# WORK REQUIRED
Every record should be copied exactly, except that pictures are to be omitted.

[Dataset rows]
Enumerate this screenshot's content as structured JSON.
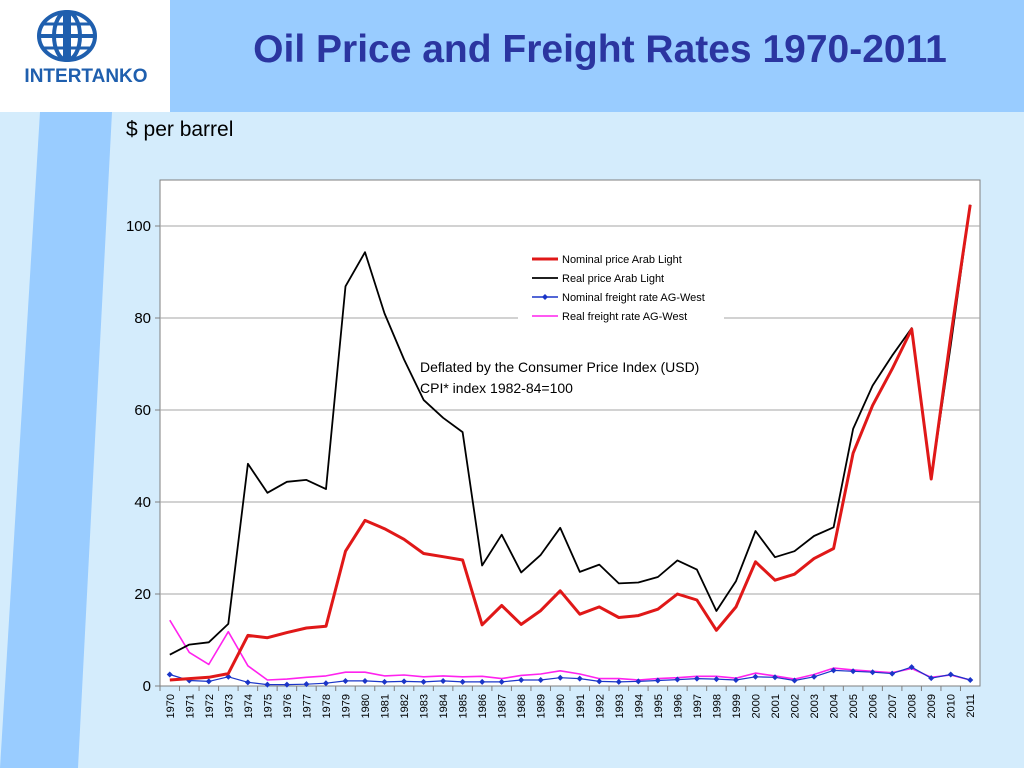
{
  "slide": {
    "title": "Oil Price and Freight Rates 1970-2011",
    "unit_label": "$ per barrel",
    "logo_text": "INTERTANKO"
  },
  "colors": {
    "title": "#2b35a0",
    "header_band": "#99ccff",
    "content_bg": "#d4ecfc",
    "nominal_price": "#e01818",
    "real_price": "#000000",
    "nominal_freight": "#1a35c8",
    "real_freight": "#ff22ee"
  },
  "chart_data": {
    "type": "line",
    "title": "",
    "xlabel": "",
    "ylabel": "$ per barrel",
    "ylim": [
      0,
      110
    ],
    "yticks": [
      0,
      20,
      40,
      60,
      80,
      100
    ],
    "grid": true,
    "legend_position": "top-right",
    "annotation": [
      "Deflated by the Consumer Price Index (USD)",
      "CPI* index 1982-84=100"
    ],
    "x": [
      "1970",
      "1971",
      "1972",
      "1973",
      "1974",
      "1975",
      "1976",
      "1977",
      "1978",
      "1979",
      "1980",
      "1981",
      "1982",
      "1983",
      "1984",
      "1985",
      "1986",
      "1987",
      "1988",
      "1989",
      "1990",
      "1991",
      "1992",
      "1993",
      "1994",
      "1995",
      "1996",
      "1997",
      "1998",
      "1999",
      "2000",
      "2001",
      "2002",
      "2003",
      "2004",
      "2005",
      "2006",
      "2007",
      "2008",
      "2009",
      "2010",
      "2011"
    ],
    "series": [
      {
        "name": "Nominal price Arab Light",
        "color": "#e01818",
        "width": 3,
        "marker": false,
        "values": [
          1.3,
          1.6,
          1.9,
          2.7,
          11.0,
          10.5,
          11.6,
          12.6,
          13.0,
          29.3,
          36.0,
          34.2,
          31.9,
          28.8,
          28.1,
          27.4,
          13.3,
          17.5,
          13.4,
          16.4,
          20.7,
          15.6,
          17.2,
          14.9,
          15.3,
          16.7,
          20.0,
          18.7,
          12.1,
          17.2,
          27.0,
          23.0,
          24.3,
          27.7,
          29.9,
          50.6,
          61.0,
          68.9,
          77.6,
          45.0,
          76.0,
          104.6
        ]
      },
      {
        "name": "Real price Arab Light",
        "color": "#000000",
        "width": 1.8,
        "marker": false,
        "values": [
          6.8,
          9.0,
          9.5,
          13.5,
          48.3,
          42.0,
          44.4,
          44.8,
          42.8,
          86.9,
          94.3,
          81.0,
          71.0,
          62.2,
          58.3,
          55.2,
          26.2,
          32.9,
          24.7,
          28.5,
          34.4,
          24.8,
          26.4,
          22.3,
          22.5,
          23.7,
          27.3,
          25.3,
          16.3,
          22.8,
          33.7,
          28.0,
          29.3,
          32.6,
          34.5,
          55.9,
          65.3,
          71.8,
          77.8,
          45.0,
          74.0,
          104.6
        ]
      },
      {
        "name": "Nominal freight rate AG-West",
        "color": "#1a35c8",
        "width": 1.2,
        "marker": true,
        "values": [
          2.5,
          1.2,
          1.0,
          2.0,
          0.8,
          0.3,
          0.3,
          0.4,
          0.6,
          1.1,
          1.1,
          0.9,
          1.0,
          0.9,
          1.1,
          0.9,
          0.9,
          0.9,
          1.3,
          1.3,
          1.8,
          1.6,
          1.0,
          0.9,
          1.0,
          1.2,
          1.4,
          1.6,
          1.5,
          1.3,
          2.0,
          1.9,
          1.2,
          2.0,
          3.4,
          3.2,
          3.0,
          2.7,
          4.1,
          1.7,
          2.5,
          1.3
        ]
      },
      {
        "name": "Real freight rate AG-West",
        "color": "#ff22ee",
        "width": 1.6,
        "marker": false,
        "values": [
          14.3,
          7.3,
          4.7,
          11.8,
          4.4,
          1.3,
          1.5,
          1.9,
          2.2,
          3.0,
          3.0,
          2.2,
          2.4,
          2.0,
          2.2,
          2.0,
          2.1,
          1.6,
          2.3,
          2.6,
          3.3,
          2.6,
          1.6,
          1.6,
          1.3,
          1.6,
          1.8,
          2.1,
          2.1,
          1.7,
          2.8,
          2.2,
          1.5,
          2.5,
          3.9,
          3.5,
          3.2,
          2.9,
          3.8,
          1.9,
          2.4,
          1.3
        ]
      }
    ]
  }
}
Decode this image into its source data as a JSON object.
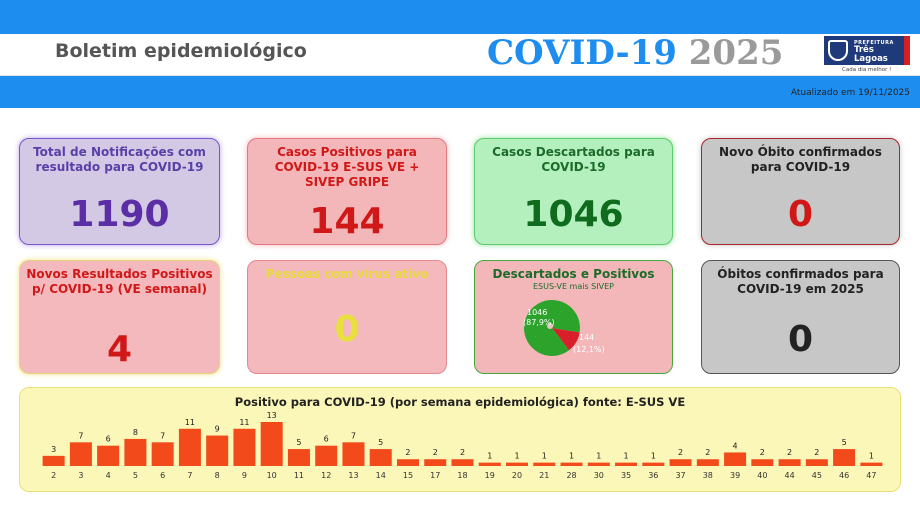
{
  "header": {
    "title": "Boletim epidemiológico",
    "covid_text": "COVID-19",
    "year_text": "2025",
    "updated": "Atualizado em 19/11/2025"
  },
  "logo": {
    "prefix": "PREFEITURA",
    "name": "Três Lagoas",
    "tagline": "Cada dia melhor !"
  },
  "cards": {
    "total": {
      "label": "Total de Notificações com resultado para COVID-19",
      "value": "1190"
    },
    "positivos": {
      "label": "Casos Positivos para COVID-19 E-SUS VE + SIVEP GRIPE",
      "value": "144"
    },
    "descartados": {
      "label": "Casos Descartados para COVID-19",
      "value": "1046"
    },
    "novo_obito": {
      "label": "Novo Óbito confirmados para COVID-19",
      "value": "0"
    },
    "novos_resultados": {
      "label": "Novos Resultados Positivos p/ COVID-19 (VE semanal)",
      "value": "4"
    },
    "ativos": {
      "label": "Pessoas com vírus ativo",
      "value": "0"
    },
    "pie": {
      "label": "Descartados e Positivos",
      "subtitle": "ESUS-VE mais SIVEP",
      "slice1_value": "1046",
      "slice1_pct": "(87,9%)",
      "slice2_value": "144",
      "slice2_pct": "(12,1%)"
    },
    "obitos_2025": {
      "label": "Óbitos confirmados para COVID-19 em 2025",
      "value": "0"
    }
  },
  "colors": {
    "accent_blue": "#1e8df0",
    "bar": "#f24a1a",
    "pie_green": "#2ca42c",
    "pie_red": "#d8202a"
  },
  "chart_data": [
    {
      "type": "pie",
      "title": "Descartados e Positivos",
      "subtitle": "ESUS-VE mais SIVEP",
      "slices": [
        {
          "label": "Descartados",
          "value": 1046,
          "percent": 87.9
        },
        {
          "label": "Positivos",
          "value": 144,
          "percent": 12.1
        }
      ]
    },
    {
      "type": "bar",
      "title": "Positivo para COVID-19 (por semana epidemiológica) fonte: E-SUS VE",
      "categories": [
        "2",
        "3",
        "4",
        "5",
        "6",
        "7",
        "8",
        "9",
        "10",
        "11",
        "12",
        "13",
        "14",
        "15",
        "17",
        "18",
        "19",
        "20",
        "21",
        "28",
        "30",
        "35",
        "36",
        "37",
        "38",
        "39",
        "40",
        "44",
        "45",
        "46",
        "47"
      ],
      "values": [
        3,
        7,
        6,
        8,
        7,
        11,
        9,
        11,
        13,
        5,
        6,
        7,
        5,
        2,
        2,
        2,
        1,
        1,
        1,
        1,
        1,
        1,
        1,
        2,
        2,
        4,
        2,
        2,
        2,
        5,
        1
      ],
      "ylim": [
        0,
        13
      ],
      "grid": false
    }
  ]
}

# ANSWER IN FULL
Enumerate this screenshot's content as structured JSON.
{
  "slide": {
    "title": "Oil Price and Freight Rates 1970-2011",
    "unit_label": "$ per barrel",
    "logo_text": "INTERTANKO"
  },
  "colors": {
    "title": "#2b35a0",
    "header_band": "#99ccff",
    "content_bg": "#d4ecfc",
    "nominal_price": "#e01818",
    "real_price": "#000000",
    "nominal_freight": "#1a35c8",
    "real_freight": "#ff22ee"
  },
  "chart_data": {
    "type": "line",
    "title": "",
    "xlabel": "",
    "ylabel": "$ per barrel",
    "ylim": [
      0,
      110
    ],
    "yticks": [
      0,
      20,
      40,
      60,
      80,
      100
    ],
    "grid": true,
    "legend_position": "top-right",
    "annotation": [
      "Deflated by the Consumer Price Index (USD)",
      "CPI* index 1982-84=100"
    ],
    "x": [
      "1970",
      "1971",
      "1972",
      "1973",
      "1974",
      "1975",
      "1976",
      "1977",
      "1978",
      "1979",
      "1980",
      "1981",
      "1982",
      "1983",
      "1984",
      "1985",
      "1986",
      "1987",
      "1988",
      "1989",
      "1990",
      "1991",
      "1992",
      "1993",
      "1994",
      "1995",
      "1996",
      "1997",
      "1998",
      "1999",
      "2000",
      "2001",
      "2002",
      "2003",
      "2004",
      "2005",
      "2006",
      "2007",
      "2008",
      "2009",
      "2010",
      "2011"
    ],
    "series": [
      {
        "name": "Nominal price Arab Light",
        "color": "#e01818",
        "width": 3,
        "marker": false,
        "values": [
          1.3,
          1.6,
          1.9,
          2.7,
          11.0,
          10.5,
          11.6,
          12.6,
          13.0,
          29.3,
          36.0,
          34.2,
          31.9,
          28.8,
          28.1,
          27.4,
          13.3,
          17.5,
          13.4,
          16.4,
          20.7,
          15.6,
          17.2,
          14.9,
          15.3,
          16.7,
          20.0,
          18.7,
          12.1,
          17.2,
          27.0,
          23.0,
          24.3,
          27.7,
          29.9,
          50.6,
          61.0,
          68.9,
          77.6,
          45.0,
          76.0,
          104.6
        ]
      },
      {
        "name": "Real price Arab Light",
        "color": "#000000",
        "width": 1.8,
        "marker": false,
        "values": [
          6.8,
          9.0,
          9.5,
          13.5,
          48.3,
          42.0,
          44.4,
          44.8,
          42.8,
          86.9,
          94.3,
          81.0,
          71.0,
          62.2,
          58.3,
          55.2,
          26.2,
          32.9,
          24.7,
          28.5,
          34.4,
          24.8,
          26.4,
          22.3,
          22.5,
          23.7,
          27.3,
          25.3,
          16.3,
          22.8,
          33.7,
          28.0,
          29.3,
          32.6,
          34.5,
          55.9,
          65.3,
          71.8,
          77.8,
          45.0,
          74.0,
          104.6
        ]
      },
      {
        "name": "Nominal freight rate AG-West",
        "color": "#1a35c8",
        "width": 1.2,
        "marker": true,
        "values": [
          2.5,
          1.2,
          1.0,
          2.0,
          0.8,
          0.3,
          0.3,
          0.4,
          0.6,
          1.1,
          1.1,
          0.9,
          1.0,
          0.9,
          1.1,
          0.9,
          0.9,
          0.9,
          1.3,
          1.3,
          1.8,
          1.6,
          1.0,
          0.9,
          1.0,
          1.2,
          1.4,
          1.6,
          1.5,
          1.3,
          2.0,
          1.9,
          1.2,
          2.0,
          3.4,
          3.2,
          3.0,
          2.7,
          4.1,
          1.7,
          2.5,
          1.3
        ]
      },
      {
        "name": "Real freight rate AG-West",
        "color": "#ff22ee",
        "width": 1.6,
        "marker": false,
        "values": [
          14.3,
          7.3,
          4.7,
          11.8,
          4.4,
          1.3,
          1.5,
          1.9,
          2.2,
          3.0,
          3.0,
          2.2,
          2.4,
          2.0,
          2.2,
          2.0,
          2.1,
          1.6,
          2.3,
          2.6,
          3.3,
          2.6,
          1.6,
          1.6,
          1.3,
          1.6,
          1.8,
          2.1,
          2.1,
          1.7,
          2.8,
          2.2,
          1.5,
          2.5,
          3.9,
          3.5,
          3.2,
          2.9,
          3.8,
          1.9,
          2.4,
          1.3
        ]
      }
    ]
  }
}
Decode this image into its source data as a JSON object.
{
  "header": {
    "title": "Boletim epidemiológico",
    "covid_text": "COVID-19",
    "year_text": "2025",
    "updated": "Atualizado em 19/11/2025"
  },
  "logo": {
    "prefix": "PREFEITURA",
    "name": "Três Lagoas",
    "tagline": "Cada dia melhor !"
  },
  "cards": {
    "total": {
      "label": "Total de Notificações com resultado para COVID-19",
      "value": "1190"
    },
    "positivos": {
      "label": "Casos Positivos para COVID-19 E-SUS VE + SIVEP GRIPE",
      "value": "144"
    },
    "descartados": {
      "label": "Casos Descartados para COVID-19",
      "value": "1046"
    },
    "novo_obito": {
      "label": "Novo Óbito confirmados para COVID-19",
      "value": "0"
    },
    "novos_resultados": {
      "label": "Novos Resultados Positivos p/ COVID-19 (VE semanal)",
      "value": "4"
    },
    "ativos": {
      "label": "Pessoas com vírus ativo",
      "value": "0"
    },
    "pie": {
      "label": "Descartados e Positivos",
      "subtitle": "ESUS-VE mais SIVEP",
      "slice1_value": "1046",
      "slice1_pct": "(87,9%)",
      "slice2_value": "144",
      "slice2_pct": "(12,1%)"
    },
    "obitos_2025": {
      "label": "Óbitos confirmados para COVID-19 em 2025",
      "value": "0"
    }
  },
  "colors": {
    "accent_blue": "#1e8df0",
    "bar": "#f24a1a",
    "pie_green": "#2ca42c",
    "pie_red": "#d8202a"
  },
  "chart_data": [
    {
      "type": "pie",
      "title": "Descartados e Positivos",
      "subtitle": "ESUS-VE mais SIVEP",
      "slices": [
        {
          "label": "Descartados",
          "value": 1046,
          "percent": 87.9
        },
        {
          "label": "Positivos",
          "value": 144,
          "percent": 12.1
        }
      ]
    },
    {
      "type": "bar",
      "title": "Positivo para COVID-19 (por semana epidemiológica) fonte: E-SUS VE",
      "categories": [
        "2",
        "3",
        "4",
        "5",
        "6",
        "7",
        "8",
        "9",
        "10",
        "11",
        "12",
        "13",
        "14",
        "15",
        "17",
        "18",
        "19",
        "20",
        "21",
        "28",
        "30",
        "35",
        "36",
        "37",
        "38",
        "39",
        "40",
        "44",
        "45",
        "46",
        "47"
      ],
      "values": [
        3,
        7,
        6,
        8,
        7,
        11,
        9,
        11,
        13,
        5,
        6,
        7,
        5,
        2,
        2,
        2,
        1,
        1,
        1,
        1,
        1,
        1,
        1,
        2,
        2,
        4,
        2,
        2,
        2,
        5,
        1
      ],
      "ylim": [
        0,
        13
      ],
      "grid": false
    }
  ]
}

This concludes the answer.